**WRITTEN REQUEST:** Copy every line of the material below word for word.

**THE INPUT:**
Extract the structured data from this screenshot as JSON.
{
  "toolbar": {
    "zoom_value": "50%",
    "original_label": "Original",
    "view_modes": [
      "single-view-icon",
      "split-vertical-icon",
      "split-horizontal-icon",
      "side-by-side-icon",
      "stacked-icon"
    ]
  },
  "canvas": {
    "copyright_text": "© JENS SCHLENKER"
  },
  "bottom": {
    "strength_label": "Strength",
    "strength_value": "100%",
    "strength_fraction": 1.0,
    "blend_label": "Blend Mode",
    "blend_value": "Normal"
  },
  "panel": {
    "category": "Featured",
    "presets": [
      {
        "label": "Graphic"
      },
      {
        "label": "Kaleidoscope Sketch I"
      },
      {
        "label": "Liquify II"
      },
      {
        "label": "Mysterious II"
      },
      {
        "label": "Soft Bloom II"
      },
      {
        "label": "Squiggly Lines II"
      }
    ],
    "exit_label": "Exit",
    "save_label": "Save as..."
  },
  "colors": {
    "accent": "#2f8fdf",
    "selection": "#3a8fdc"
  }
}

**IN RESPONSE:**
Extract the structured data from this screenshot as JSON.
{
  "toolbar": {
    "zoom_value": "50%",
    "original_label": "Original",
    "view_modes": [
      "single-view-icon",
      "split-vertical-icon",
      "split-horizontal-icon",
      "side-by-side-icon",
      "stacked-icon"
    ]
  },
  "canvas": {
    "copyright_text": "© JENS SCHLENKER"
  },
  "bottom": {
    "strength_label": "Strength",
    "strength_value": "100%",
    "strength_fraction": 1.0,
    "blend_label": "Blend Mode",
    "blend_value": "Normal"
  },
  "panel": {
    "category": "Featured",
    "presets": [
      {
        "label": "Graphic"
      },
      {
        "label": "Kaleidoscope Sketch I"
      },
      {
        "label": "Liquify II"
      },
      {
        "label": "Mysterious II"
      },
      {
        "label": "Soft Bloom II"
      },
      {
        "label": "Squiggly Lines II"
      }
    ],
    "exit_label": "Exit",
    "save_label": "Save as..."
  },
  "colors": {
    "accent": "#2f8fdf",
    "selection": "#3a8fdc"
  }
}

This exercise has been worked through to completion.